▸ STATED EXERCISE: Reproduce the records below verbatim, omitting the pictures.

▸ GIVEN INFORMATION:
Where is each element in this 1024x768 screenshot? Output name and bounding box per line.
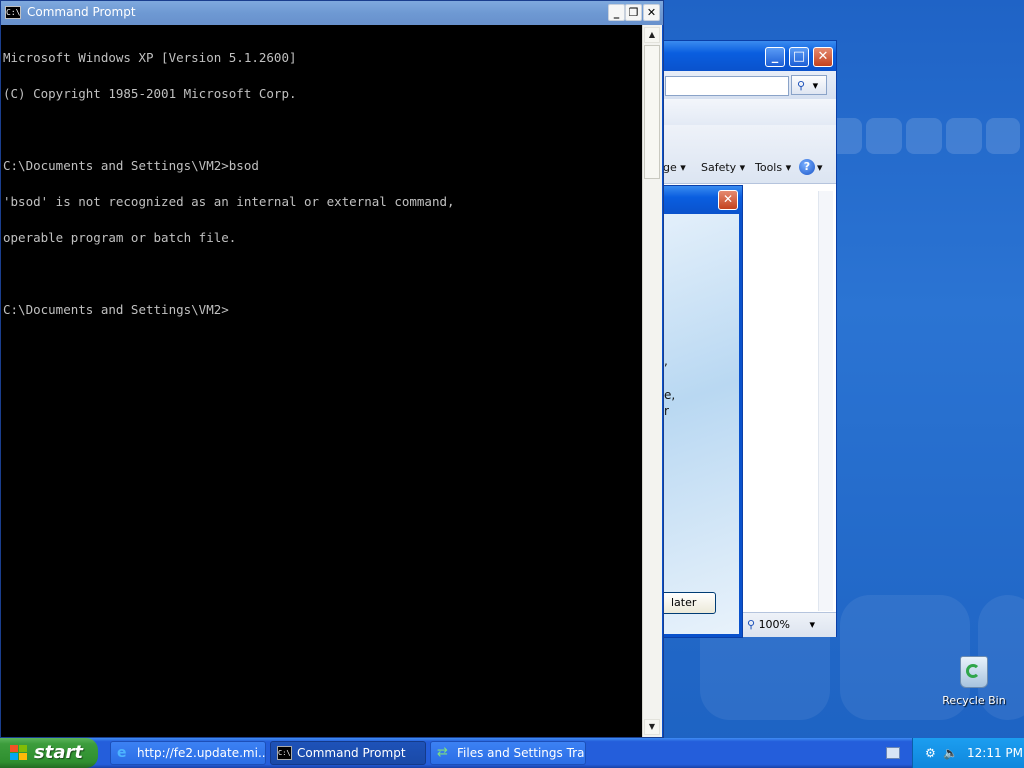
chevron-down-icon[interactable]: ▾ (817, 161, 823, 174)
fs-close-button[interactable]: ✕ (718, 190, 738, 210)
console-line: C:\Documents and Settings\VM2>bsod (3, 158, 259, 173)
desktop-tile (906, 118, 942, 154)
ie-page-menu[interactable]: ge ▾ (663, 161, 686, 174)
console-prompt-line[interactable]: C:\Documents and Settings\VM2> (3, 303, 642, 316)
taskbar-item-label: http://fe2.update.mi... (137, 746, 266, 760)
window-title: Command Prompt (27, 5, 136, 19)
console-output[interactable]: Microsoft Windows XP [Version 5.1.2600] … (1, 25, 642, 737)
zoom-control[interactable]: ⚲ 100% ▾ (747, 618, 815, 631)
scroll-down-arrow-icon[interactable]: ▼ (644, 719, 660, 735)
zoom-icon: ⚲ (747, 618, 756, 631)
taskbar-item-label: Command Prompt (297, 746, 406, 760)
fs-text-fragment: , (664, 354, 668, 368)
console-line: operable program or batch file. (3, 230, 237, 245)
system-tray: ⚙ 🔈 12:11 PM (912, 738, 1024, 768)
console-scrollbar[interactable]: ▲ ▼ (642, 25, 662, 737)
search-icon: ⚲ (797, 79, 806, 92)
fs-text-fragment: e, (664, 388, 676, 402)
chevron-down-icon: ▾ (809, 618, 816, 631)
recycle-bin-label: Recycle Bin (942, 694, 1006, 707)
console-line: Microsoft Windows XP [Version 5.1.2600] (3, 50, 297, 65)
ie-search-button[interactable]: ⚲ ▾ (791, 75, 827, 95)
desktop-tile (946, 118, 982, 154)
start-button[interactable]: start (0, 738, 98, 768)
ie-close-button[interactable]: ✕ (813, 47, 833, 67)
taskbar: start e http://fe2.update.mi... C:\ Comm… (0, 738, 1024, 768)
scroll-thumb[interactable] (644, 45, 660, 179)
desktop-tile (986, 118, 1020, 154)
desktop-tile (866, 118, 902, 154)
recycle-bin-icon[interactable]: Recycle Bin (940, 656, 1008, 707)
scroll-up-arrow-icon[interactable]: ▲ (644, 27, 660, 43)
command-prompt-window[interactable]: C:\ Command Prompt _ ❐ ✕ Microsoft Windo… (0, 0, 664, 738)
ie-scrollbar[interactable] (818, 191, 833, 611)
network-icon[interactable]: ⚙ (925, 746, 939, 760)
restore-button[interactable]: ❐ (625, 4, 642, 21)
ie-tools-menu[interactable]: Tools ▾ (755, 161, 791, 174)
fs-text-fragment: r (664, 404, 669, 418)
minimize-button[interactable]: _ (608, 4, 625, 21)
windows-flag-icon (10, 745, 28, 761)
console-line: 'bsod' is not recognized as an internal … (3, 194, 455, 209)
chevron-down-icon: ▾ (812, 79, 819, 92)
zoom-level: 100% (758, 618, 791, 631)
keyboard-icon[interactable] (886, 747, 900, 759)
taskbar-item-files-settings[interactable]: ⇄ Files and Settings Tra... (430, 741, 586, 765)
recycle-bin-graphic (960, 656, 988, 688)
console-line: (C) Copyright 1985-2001 Microsoft Corp. (3, 86, 297, 101)
help-icon[interactable]: ? (799, 159, 815, 175)
ie-minimize-button[interactable]: _ (765, 47, 785, 67)
ie-search-input[interactable] (665, 76, 789, 96)
start-label: start (34, 742, 83, 763)
cmd-icon: C:\ (277, 746, 292, 760)
volume-icon[interactable]: 🔈 (943, 746, 958, 760)
ie-icon: e (117, 745, 127, 761)
taskbar-item-ie[interactable]: e http://fe2.update.mi... (110, 741, 266, 765)
taskbar-item-command-prompt[interactable]: C:\ Command Prompt (270, 741, 426, 765)
cmd-titlebar[interactable]: C:\ Command Prompt _ ❐ ✕ (1, 1, 663, 25)
ie-safety-menu[interactable]: Safety ▾ (701, 161, 745, 174)
clock[interactable]: 12:11 PM (967, 738, 1023, 768)
ie-maximize-button[interactable]: □ (789, 47, 809, 67)
close-button[interactable]: ✕ (643, 4, 660, 21)
taskbar-item-label: Files and Settings Tra... (457, 746, 586, 760)
migration-icon: ⇄ (437, 745, 448, 760)
ie-page-content (743, 186, 829, 611)
cmd-icon: C:\ (5, 6, 21, 19)
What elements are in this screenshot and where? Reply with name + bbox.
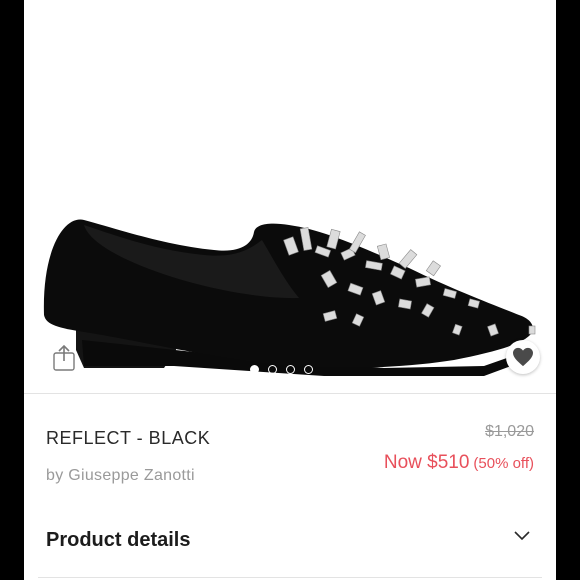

▸ RESPONSE:
Where is each element in this 1024x768 screenshot? Output name and bounding box per line.
chevron-down-icon[interactable]: ▾ (817, 161, 823, 174)
fs-close-button[interactable]: ✕ (718, 190, 738, 210)
console-line: C:\Documents and Settings\VM2>bsod (3, 158, 259, 173)
desktop-tile (906, 118, 942, 154)
ie-page-menu[interactable]: ge ▾ (663, 161, 686, 174)
console-prompt-line[interactable]: C:\Documents and Settings\VM2> (3, 303, 642, 316)
taskbar-item-label: http://fe2.update.mi... (137, 746, 266, 760)
window-title: Command Prompt (27, 5, 136, 19)
console-output[interactable]: Microsoft Windows XP [Version 5.1.2600] … (1, 25, 642, 737)
zoom-control[interactable]: ⚲ 100% ▾ (747, 618, 815, 631)
scroll-down-arrow-icon[interactable]: ▼ (644, 719, 660, 735)
zoom-icon: ⚲ (747, 618, 756, 631)
taskbar-item-label: Command Prompt (297, 746, 406, 760)
fs-text-fragment: , (664, 354, 668, 368)
console-line: operable program or batch file. (3, 230, 237, 245)
system-tray: ⚙ 🔈 12:11 PM (912, 738, 1024, 768)
console-scrollbar[interactable]: ▲ ▼ (642, 25, 662, 737)
search-icon: ⚲ (797, 79, 806, 92)
fs-text-fragment: e, (664, 388, 676, 402)
chevron-down-icon: ▾ (809, 618, 816, 631)
recycle-bin-label: Recycle Bin (942, 694, 1006, 707)
console-line: Microsoft Windows XP [Version 5.1.2600] (3, 50, 297, 65)
ie-search-button[interactable]: ⚲ ▾ (791, 75, 827, 95)
desktop-tile (946, 118, 982, 154)
start-button[interactable]: start (0, 738, 98, 768)
ie-close-button[interactable]: ✕ (813, 47, 833, 67)
taskbar: start e http://fe2.update.mi... C:\ Comm… (0, 738, 1024, 768)
scroll-thumb[interactable] (644, 45, 660, 179)
desktop-tile (986, 118, 1020, 154)
desktop-tile (866, 118, 902, 154)
recycle-bin-icon[interactable]: Recycle Bin (940, 656, 1008, 707)
scroll-up-arrow-icon[interactable]: ▲ (644, 27, 660, 43)
command-prompt-window[interactable]: C:\ Command Prompt _ ❐ ✕ Microsoft Windo… (0, 0, 664, 738)
ie-scrollbar[interactable] (818, 191, 833, 611)
network-icon[interactable]: ⚙ (925, 746, 939, 760)
restore-button[interactable]: ❐ (625, 4, 642, 21)
ie-tools-menu[interactable]: Tools ▾ (755, 161, 791, 174)
fs-text-fragment: r (664, 404, 669, 418)
minimize-button[interactable]: _ (608, 4, 625, 21)
windows-flag-icon (10, 745, 28, 761)
console-line: 'bsod' is not recognized as an internal … (3, 194, 455, 209)
chevron-down-icon: ▾ (812, 79, 819, 92)
zoom-level: 100% (758, 618, 791, 631)
keyboard-icon[interactable] (886, 747, 900, 759)
taskbar-item-files-settings[interactable]: ⇄ Files and Settings Tra... (430, 741, 586, 765)
recycle-bin-graphic (960, 656, 988, 688)
console-line: (C) Copyright 1985-2001 Microsoft Corp. (3, 86, 297, 101)
help-icon[interactable]: ? (799, 159, 815, 175)
ie-minimize-button[interactable]: _ (765, 47, 785, 67)
ie-search-input[interactable] (665, 76, 789, 96)
start-label: start (34, 742, 83, 763)
cmd-icon: C:\ (277, 746, 292, 760)
volume-icon[interactable]: 🔈 (943, 746, 958, 760)
ie-icon: e (117, 745, 127, 761)
taskbar-item-ie[interactable]: e http://fe2.update.mi... (110, 741, 266, 765)
taskbar-item-command-prompt[interactable]: C:\ Command Prompt (270, 741, 426, 765)
cmd-titlebar[interactable]: C:\ Command Prompt _ ❐ ✕ (1, 1, 663, 25)
ie-safety-menu[interactable]: Safety ▾ (701, 161, 745, 174)
clock[interactable]: 12:11 PM (967, 738, 1023, 768)
ie-maximize-button[interactable]: □ (789, 47, 809, 67)
close-button[interactable]: ✕ (643, 4, 660, 21)
taskbar-item-label: Files and Settings Tra... (457, 746, 586, 760)
migration-icon: ⇄ (437, 745, 448, 760)
ie-page-content (743, 186, 829, 611)
cmd-icon: C:\ (5, 6, 21, 19)
What elements are in this screenshot and where? Reply with name + bbox.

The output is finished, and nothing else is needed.